• _What you will do_
Identify the lines in the data below that contain "NIDS" and give only how many there are.

Records that describe figures:
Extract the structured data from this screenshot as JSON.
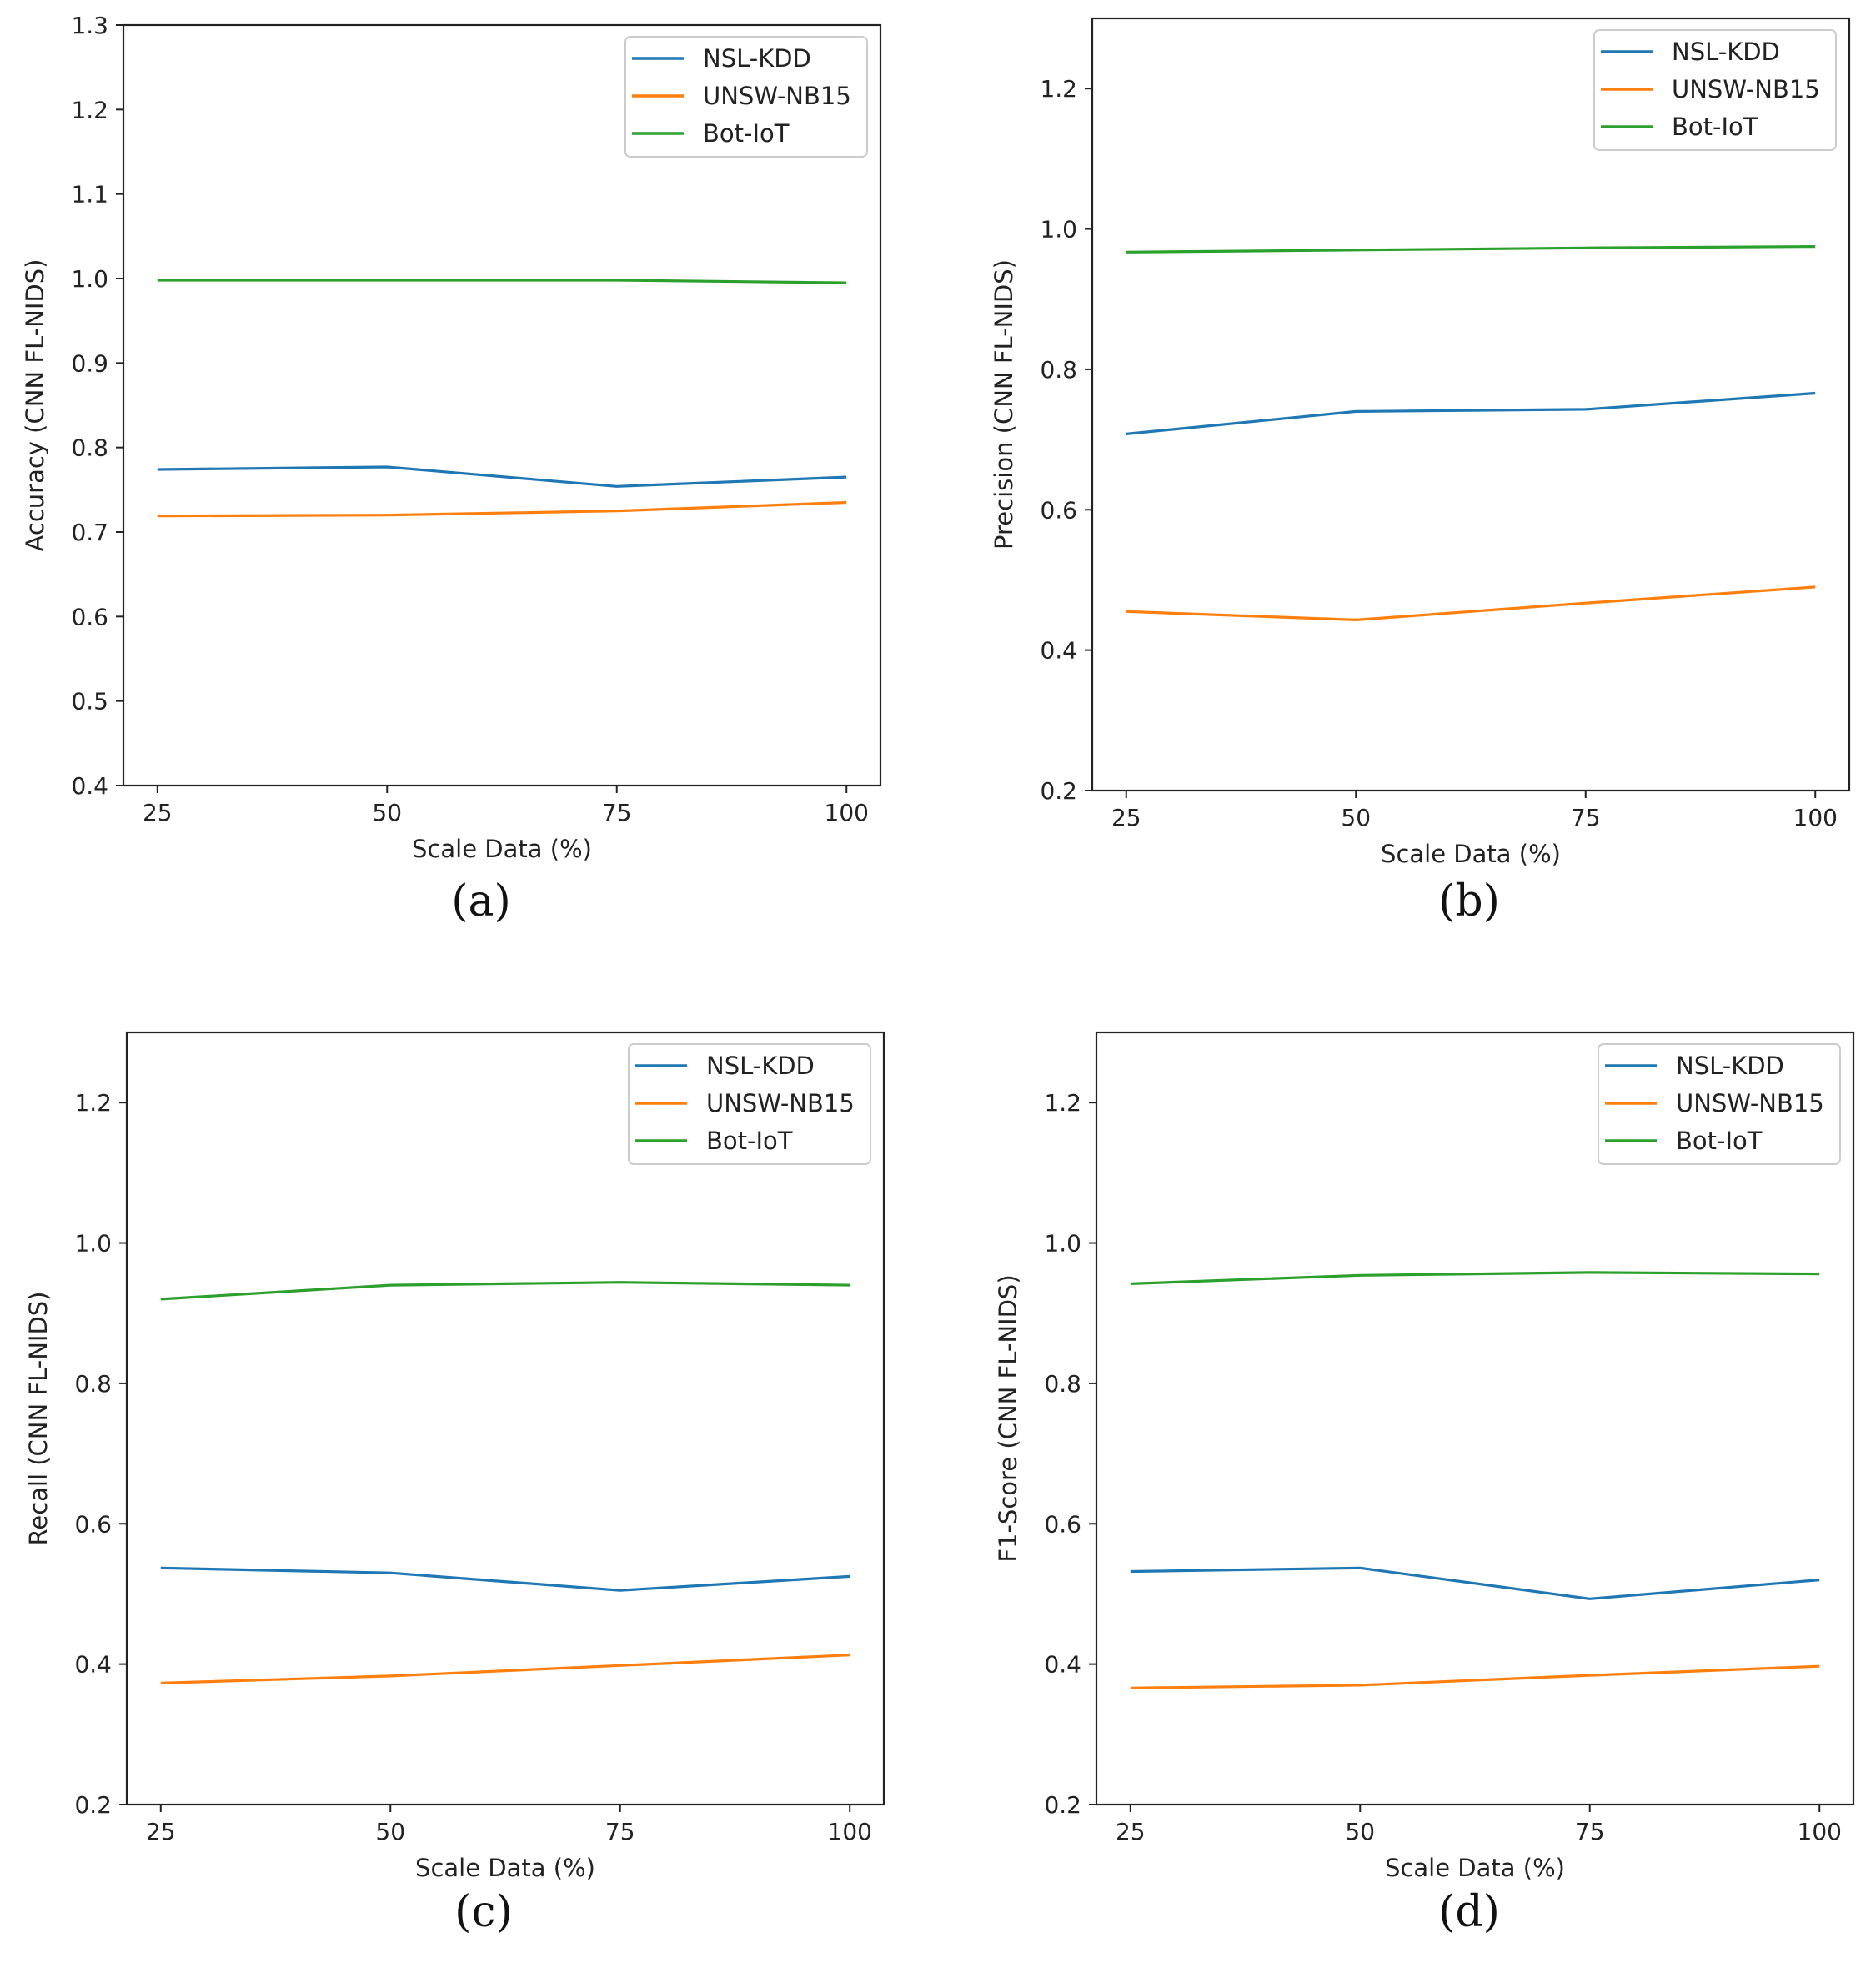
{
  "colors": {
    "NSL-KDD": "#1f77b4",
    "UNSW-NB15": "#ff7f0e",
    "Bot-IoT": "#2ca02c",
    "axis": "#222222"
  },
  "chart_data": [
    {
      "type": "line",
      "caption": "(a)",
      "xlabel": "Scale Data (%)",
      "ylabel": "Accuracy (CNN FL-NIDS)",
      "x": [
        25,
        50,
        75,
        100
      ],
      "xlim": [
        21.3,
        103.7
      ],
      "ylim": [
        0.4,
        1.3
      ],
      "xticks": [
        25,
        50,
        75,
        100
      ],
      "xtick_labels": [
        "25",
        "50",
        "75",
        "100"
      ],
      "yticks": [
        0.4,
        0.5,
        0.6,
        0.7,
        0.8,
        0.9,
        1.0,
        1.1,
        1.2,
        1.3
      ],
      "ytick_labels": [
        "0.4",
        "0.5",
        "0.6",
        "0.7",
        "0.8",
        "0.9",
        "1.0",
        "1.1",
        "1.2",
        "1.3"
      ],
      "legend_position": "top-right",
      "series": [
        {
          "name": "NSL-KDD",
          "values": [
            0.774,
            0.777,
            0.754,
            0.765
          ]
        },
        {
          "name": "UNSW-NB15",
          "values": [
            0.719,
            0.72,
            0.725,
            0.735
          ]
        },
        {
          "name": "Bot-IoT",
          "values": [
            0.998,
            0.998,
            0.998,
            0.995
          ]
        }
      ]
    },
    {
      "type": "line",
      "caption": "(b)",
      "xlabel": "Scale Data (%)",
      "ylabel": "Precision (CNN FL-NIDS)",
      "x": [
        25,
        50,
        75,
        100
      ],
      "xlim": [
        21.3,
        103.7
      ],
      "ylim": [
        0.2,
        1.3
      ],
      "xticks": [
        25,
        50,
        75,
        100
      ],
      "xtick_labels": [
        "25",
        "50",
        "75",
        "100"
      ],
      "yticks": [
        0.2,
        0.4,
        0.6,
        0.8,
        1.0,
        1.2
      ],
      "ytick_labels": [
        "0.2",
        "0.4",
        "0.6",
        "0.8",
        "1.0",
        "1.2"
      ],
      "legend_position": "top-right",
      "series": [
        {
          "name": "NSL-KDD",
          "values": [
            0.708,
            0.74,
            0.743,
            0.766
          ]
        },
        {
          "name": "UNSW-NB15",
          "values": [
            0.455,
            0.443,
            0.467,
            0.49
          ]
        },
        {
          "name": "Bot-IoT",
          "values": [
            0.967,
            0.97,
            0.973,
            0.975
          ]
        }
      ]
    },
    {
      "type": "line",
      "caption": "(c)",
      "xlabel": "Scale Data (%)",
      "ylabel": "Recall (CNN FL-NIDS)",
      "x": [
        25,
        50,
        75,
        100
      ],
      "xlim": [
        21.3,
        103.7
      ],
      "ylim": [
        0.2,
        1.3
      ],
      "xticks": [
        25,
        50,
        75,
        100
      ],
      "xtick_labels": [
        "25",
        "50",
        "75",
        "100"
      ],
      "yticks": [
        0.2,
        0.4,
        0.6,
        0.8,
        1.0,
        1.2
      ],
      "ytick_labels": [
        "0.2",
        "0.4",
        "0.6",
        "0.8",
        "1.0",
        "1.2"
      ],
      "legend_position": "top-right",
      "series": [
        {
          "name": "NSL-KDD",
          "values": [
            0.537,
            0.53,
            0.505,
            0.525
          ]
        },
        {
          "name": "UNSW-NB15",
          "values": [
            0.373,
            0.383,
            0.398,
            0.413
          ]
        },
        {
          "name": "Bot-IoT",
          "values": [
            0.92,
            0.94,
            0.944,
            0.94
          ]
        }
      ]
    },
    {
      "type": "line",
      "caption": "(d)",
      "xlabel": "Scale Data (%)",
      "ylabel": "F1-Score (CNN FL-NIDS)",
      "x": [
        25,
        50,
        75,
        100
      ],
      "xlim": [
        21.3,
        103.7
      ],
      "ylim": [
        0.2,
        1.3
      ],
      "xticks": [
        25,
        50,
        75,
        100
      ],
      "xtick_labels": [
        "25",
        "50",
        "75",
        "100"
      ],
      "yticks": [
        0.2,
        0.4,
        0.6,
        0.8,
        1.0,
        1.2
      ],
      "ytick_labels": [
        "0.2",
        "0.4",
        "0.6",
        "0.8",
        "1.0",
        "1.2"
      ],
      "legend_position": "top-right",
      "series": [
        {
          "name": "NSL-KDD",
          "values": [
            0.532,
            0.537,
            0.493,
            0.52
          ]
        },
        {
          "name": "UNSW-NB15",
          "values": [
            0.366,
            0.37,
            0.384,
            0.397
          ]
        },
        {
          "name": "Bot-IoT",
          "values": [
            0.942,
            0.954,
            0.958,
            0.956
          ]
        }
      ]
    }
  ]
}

==

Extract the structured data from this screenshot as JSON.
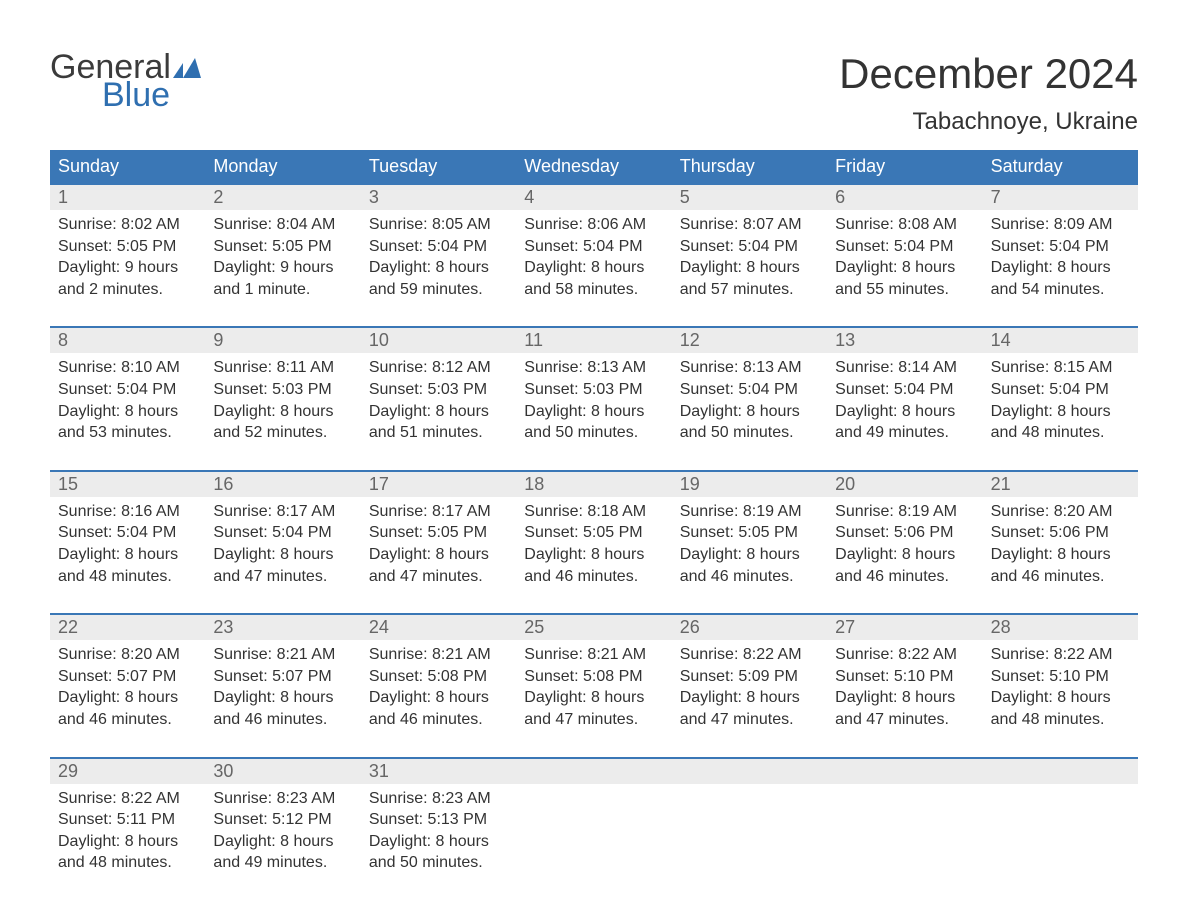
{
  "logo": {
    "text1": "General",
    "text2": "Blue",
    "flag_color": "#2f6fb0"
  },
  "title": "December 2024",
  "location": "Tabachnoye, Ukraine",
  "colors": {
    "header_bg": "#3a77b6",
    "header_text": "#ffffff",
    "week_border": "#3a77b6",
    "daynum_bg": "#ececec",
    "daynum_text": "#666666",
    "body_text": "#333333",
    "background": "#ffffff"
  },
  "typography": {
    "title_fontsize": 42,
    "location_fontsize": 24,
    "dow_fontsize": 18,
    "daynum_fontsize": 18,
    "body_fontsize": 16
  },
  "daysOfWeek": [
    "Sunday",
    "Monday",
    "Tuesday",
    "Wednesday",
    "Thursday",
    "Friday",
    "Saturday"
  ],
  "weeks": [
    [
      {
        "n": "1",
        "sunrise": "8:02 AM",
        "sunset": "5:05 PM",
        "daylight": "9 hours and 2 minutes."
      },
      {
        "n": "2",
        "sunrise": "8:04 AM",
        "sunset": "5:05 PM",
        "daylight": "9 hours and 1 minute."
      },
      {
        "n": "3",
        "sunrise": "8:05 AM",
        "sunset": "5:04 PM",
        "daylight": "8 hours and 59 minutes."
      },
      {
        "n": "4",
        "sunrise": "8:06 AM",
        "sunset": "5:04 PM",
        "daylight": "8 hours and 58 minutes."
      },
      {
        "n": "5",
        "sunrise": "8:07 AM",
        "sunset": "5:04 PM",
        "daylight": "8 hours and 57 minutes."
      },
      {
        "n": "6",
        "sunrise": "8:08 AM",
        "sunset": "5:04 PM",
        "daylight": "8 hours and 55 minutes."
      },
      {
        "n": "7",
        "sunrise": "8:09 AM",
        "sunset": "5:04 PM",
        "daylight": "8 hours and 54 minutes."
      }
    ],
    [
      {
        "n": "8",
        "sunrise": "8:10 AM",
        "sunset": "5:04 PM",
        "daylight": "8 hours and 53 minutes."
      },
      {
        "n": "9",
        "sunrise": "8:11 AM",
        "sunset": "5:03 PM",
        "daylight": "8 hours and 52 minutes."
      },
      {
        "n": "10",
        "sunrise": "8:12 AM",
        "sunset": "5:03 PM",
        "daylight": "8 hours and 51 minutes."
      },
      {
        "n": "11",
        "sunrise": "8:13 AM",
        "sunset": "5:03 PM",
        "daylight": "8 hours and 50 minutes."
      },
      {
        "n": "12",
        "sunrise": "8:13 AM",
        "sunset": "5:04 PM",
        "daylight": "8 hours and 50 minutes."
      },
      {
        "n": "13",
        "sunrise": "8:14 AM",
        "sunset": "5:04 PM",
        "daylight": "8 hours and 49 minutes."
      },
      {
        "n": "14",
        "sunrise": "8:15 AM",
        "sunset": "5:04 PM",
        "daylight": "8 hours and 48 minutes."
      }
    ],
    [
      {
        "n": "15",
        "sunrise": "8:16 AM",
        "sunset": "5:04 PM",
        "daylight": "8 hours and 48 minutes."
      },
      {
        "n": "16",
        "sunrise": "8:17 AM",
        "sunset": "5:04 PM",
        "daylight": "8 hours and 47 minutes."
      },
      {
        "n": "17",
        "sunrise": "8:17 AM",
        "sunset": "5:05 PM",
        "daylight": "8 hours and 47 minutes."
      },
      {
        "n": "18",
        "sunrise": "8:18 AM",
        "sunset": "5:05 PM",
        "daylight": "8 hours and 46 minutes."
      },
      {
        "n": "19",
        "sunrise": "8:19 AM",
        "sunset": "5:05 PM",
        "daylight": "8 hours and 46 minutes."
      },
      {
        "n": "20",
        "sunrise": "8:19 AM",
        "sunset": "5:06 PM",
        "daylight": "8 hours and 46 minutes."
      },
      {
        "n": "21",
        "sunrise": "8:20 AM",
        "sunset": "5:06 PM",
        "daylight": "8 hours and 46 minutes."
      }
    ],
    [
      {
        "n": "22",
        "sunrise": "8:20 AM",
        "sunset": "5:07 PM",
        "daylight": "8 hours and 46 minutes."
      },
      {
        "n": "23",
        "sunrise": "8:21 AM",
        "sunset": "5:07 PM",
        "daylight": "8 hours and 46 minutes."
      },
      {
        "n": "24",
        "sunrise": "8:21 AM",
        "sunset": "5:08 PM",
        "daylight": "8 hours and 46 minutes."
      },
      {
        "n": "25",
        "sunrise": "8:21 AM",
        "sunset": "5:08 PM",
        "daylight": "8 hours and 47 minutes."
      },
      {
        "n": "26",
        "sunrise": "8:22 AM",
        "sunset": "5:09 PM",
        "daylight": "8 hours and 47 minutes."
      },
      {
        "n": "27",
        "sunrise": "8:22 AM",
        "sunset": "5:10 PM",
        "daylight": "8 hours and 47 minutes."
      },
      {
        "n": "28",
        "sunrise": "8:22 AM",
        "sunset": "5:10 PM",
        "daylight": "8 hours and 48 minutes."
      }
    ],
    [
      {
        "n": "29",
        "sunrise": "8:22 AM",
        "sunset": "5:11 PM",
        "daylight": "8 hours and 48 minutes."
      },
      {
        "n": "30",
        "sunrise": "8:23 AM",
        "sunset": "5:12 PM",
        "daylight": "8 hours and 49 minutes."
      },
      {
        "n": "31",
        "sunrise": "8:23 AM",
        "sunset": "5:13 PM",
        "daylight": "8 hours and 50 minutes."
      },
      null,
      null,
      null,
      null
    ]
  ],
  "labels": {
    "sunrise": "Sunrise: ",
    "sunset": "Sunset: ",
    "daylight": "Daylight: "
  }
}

* * *

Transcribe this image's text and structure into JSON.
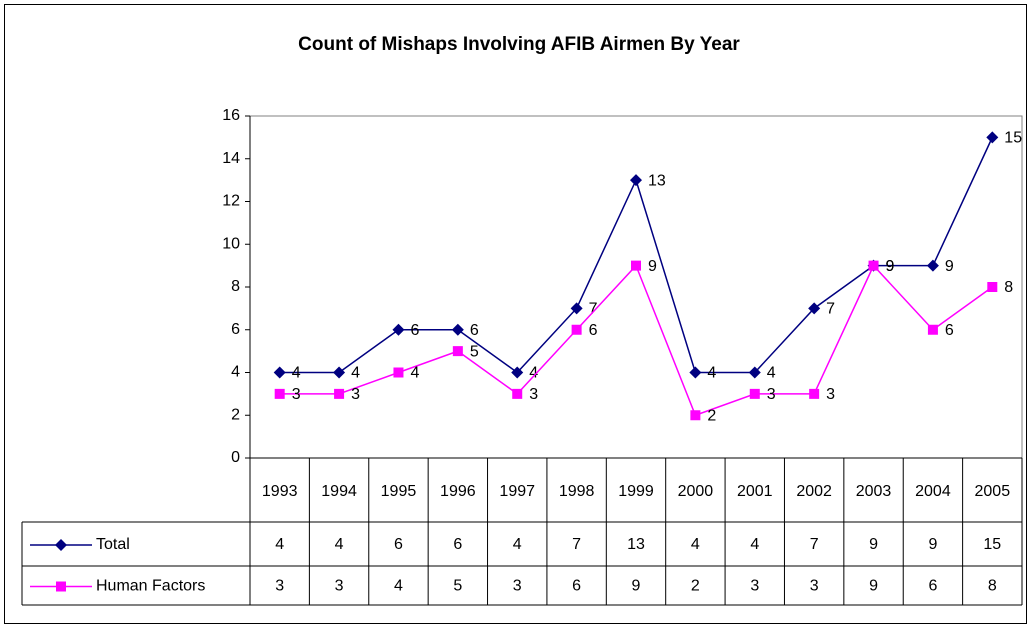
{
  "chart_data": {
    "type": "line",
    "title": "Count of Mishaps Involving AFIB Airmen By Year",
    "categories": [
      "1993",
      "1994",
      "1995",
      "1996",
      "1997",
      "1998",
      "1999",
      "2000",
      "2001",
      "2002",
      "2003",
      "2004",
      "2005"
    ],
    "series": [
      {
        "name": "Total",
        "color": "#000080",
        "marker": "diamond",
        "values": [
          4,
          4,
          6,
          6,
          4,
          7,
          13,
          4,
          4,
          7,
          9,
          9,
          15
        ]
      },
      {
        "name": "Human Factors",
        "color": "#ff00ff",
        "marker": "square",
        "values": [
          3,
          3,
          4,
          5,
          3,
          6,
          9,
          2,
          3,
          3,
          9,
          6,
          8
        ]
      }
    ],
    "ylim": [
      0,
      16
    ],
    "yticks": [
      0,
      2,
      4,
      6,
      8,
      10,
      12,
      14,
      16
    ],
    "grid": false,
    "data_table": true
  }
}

• _Complete answer_
4